> **Exercise instructions**
Your answer should be only a number: how many lines include the word "created".

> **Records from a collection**
⟨

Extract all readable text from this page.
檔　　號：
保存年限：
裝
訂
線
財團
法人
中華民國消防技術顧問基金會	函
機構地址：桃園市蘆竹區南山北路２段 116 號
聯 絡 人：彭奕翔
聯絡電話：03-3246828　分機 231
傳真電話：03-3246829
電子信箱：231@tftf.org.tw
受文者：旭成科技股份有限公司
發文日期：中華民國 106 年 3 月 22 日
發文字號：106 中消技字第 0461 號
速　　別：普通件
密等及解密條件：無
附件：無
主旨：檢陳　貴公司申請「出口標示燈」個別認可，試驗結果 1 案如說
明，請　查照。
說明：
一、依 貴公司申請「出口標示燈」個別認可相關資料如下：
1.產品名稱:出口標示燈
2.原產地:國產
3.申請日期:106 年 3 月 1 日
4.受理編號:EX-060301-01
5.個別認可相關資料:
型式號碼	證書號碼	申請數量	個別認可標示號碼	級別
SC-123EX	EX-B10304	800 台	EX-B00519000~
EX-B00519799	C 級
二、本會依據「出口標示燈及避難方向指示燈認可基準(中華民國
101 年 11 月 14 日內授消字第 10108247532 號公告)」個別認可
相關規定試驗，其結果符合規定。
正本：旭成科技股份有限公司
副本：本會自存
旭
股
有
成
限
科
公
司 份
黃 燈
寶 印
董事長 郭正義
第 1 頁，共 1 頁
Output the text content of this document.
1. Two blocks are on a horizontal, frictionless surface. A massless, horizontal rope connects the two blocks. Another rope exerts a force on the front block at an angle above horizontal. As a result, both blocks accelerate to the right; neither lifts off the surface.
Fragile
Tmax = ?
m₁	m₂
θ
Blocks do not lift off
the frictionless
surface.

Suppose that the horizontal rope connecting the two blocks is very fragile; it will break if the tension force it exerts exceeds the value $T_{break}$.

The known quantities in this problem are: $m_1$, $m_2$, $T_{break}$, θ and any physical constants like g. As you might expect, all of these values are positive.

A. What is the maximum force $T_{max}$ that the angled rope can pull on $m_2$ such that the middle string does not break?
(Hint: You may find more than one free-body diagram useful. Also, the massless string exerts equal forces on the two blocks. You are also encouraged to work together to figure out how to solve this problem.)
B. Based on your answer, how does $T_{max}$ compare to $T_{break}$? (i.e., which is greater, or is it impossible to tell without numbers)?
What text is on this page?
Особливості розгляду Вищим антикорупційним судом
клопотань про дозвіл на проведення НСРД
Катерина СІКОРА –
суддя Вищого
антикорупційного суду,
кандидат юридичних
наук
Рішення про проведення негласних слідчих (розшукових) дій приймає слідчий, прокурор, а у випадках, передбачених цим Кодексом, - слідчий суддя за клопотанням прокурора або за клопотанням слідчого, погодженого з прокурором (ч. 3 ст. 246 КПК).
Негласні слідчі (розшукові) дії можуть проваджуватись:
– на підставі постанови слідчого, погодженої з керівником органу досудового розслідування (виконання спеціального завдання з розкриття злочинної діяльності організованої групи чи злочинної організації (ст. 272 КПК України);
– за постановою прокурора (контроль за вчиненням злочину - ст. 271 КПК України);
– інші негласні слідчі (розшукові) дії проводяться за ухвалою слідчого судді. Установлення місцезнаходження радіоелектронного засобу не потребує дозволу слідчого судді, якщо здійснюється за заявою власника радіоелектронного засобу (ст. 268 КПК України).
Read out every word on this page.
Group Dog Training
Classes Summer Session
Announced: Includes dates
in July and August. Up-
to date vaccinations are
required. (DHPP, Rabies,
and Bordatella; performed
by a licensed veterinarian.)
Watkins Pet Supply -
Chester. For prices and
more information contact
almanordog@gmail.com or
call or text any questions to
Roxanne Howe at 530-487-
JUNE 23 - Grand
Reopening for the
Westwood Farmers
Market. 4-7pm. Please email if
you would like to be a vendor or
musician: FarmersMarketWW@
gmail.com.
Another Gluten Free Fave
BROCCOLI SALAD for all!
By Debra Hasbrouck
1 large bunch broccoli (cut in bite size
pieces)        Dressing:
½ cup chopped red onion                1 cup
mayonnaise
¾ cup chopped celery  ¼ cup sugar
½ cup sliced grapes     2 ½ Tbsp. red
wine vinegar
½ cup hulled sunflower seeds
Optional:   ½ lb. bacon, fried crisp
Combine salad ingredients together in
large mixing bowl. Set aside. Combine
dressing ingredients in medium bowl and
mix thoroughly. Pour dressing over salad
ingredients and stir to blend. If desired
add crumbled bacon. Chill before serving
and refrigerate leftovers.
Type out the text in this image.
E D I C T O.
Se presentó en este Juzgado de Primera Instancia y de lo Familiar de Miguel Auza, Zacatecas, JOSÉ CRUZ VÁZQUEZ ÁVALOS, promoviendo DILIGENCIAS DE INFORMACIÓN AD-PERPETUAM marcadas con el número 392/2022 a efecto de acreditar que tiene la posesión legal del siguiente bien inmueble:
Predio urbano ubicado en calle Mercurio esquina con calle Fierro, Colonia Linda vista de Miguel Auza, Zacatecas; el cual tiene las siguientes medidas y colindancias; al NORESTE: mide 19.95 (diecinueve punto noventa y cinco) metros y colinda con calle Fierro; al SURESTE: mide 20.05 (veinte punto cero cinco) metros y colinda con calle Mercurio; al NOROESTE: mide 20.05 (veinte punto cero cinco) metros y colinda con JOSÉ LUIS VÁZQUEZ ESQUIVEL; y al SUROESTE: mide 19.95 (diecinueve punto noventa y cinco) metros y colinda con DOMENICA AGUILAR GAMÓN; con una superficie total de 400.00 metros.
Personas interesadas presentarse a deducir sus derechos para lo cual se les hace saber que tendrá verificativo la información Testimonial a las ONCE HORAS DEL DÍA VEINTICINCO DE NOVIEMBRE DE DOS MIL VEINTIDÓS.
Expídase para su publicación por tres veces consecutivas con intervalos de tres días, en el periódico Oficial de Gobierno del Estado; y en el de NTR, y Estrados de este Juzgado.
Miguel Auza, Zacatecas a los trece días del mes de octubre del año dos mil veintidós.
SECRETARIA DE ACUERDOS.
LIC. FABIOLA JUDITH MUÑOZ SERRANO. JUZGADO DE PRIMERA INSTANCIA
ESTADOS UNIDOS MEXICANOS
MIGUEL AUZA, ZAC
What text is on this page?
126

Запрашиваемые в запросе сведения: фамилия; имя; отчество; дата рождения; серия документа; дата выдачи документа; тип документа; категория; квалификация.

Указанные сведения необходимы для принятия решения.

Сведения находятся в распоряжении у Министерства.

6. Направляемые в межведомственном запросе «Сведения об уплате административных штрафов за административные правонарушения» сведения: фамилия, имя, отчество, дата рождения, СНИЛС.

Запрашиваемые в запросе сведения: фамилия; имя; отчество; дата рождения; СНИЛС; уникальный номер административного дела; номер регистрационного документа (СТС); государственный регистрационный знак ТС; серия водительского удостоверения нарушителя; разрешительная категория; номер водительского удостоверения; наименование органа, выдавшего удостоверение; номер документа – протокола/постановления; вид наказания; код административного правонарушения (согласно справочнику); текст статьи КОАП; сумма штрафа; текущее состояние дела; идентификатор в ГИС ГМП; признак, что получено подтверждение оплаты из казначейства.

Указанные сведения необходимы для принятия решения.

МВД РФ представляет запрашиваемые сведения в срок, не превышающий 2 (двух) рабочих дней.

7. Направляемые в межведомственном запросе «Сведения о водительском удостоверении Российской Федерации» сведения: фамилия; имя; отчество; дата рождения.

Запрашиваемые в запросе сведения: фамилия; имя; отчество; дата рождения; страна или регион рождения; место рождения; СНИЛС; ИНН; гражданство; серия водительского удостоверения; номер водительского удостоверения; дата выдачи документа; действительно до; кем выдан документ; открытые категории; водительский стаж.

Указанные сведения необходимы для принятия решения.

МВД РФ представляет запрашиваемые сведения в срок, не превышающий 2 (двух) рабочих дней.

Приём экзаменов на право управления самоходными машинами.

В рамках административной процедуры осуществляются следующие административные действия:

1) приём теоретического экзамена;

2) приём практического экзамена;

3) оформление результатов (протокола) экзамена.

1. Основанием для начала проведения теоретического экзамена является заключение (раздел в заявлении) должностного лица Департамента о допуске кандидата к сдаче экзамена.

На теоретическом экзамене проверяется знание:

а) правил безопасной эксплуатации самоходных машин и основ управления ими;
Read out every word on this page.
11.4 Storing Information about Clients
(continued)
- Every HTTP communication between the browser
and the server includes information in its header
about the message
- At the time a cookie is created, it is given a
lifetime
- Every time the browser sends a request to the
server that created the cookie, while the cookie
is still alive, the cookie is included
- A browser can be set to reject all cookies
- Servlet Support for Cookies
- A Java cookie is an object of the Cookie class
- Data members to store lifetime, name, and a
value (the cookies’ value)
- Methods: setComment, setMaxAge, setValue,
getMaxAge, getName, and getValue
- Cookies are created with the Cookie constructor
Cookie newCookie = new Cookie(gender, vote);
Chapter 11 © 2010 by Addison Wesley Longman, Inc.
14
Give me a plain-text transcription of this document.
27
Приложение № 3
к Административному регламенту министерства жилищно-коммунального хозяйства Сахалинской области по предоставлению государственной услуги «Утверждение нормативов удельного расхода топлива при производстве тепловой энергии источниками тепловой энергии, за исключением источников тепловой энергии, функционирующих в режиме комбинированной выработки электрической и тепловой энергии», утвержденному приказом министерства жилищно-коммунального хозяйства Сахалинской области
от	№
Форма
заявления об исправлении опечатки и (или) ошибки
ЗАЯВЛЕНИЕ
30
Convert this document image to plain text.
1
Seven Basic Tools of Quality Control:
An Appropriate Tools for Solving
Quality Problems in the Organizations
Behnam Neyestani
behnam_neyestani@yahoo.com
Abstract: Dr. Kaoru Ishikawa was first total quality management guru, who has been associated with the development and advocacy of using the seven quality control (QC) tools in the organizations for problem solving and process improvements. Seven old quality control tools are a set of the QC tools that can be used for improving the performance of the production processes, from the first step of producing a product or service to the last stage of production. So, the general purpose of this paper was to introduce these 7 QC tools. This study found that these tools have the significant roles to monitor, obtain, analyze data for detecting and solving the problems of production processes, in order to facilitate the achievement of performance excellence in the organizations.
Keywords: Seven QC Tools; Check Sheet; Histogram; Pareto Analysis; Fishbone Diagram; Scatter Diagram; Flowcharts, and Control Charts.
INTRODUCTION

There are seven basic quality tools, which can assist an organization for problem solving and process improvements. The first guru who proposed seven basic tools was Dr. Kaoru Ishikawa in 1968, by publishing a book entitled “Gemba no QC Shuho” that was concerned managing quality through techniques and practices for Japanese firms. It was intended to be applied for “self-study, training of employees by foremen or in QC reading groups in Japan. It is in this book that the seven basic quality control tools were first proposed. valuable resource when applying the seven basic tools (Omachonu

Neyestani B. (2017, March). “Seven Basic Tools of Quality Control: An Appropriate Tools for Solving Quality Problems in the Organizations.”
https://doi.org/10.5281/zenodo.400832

⟩

> **Exercise response**
3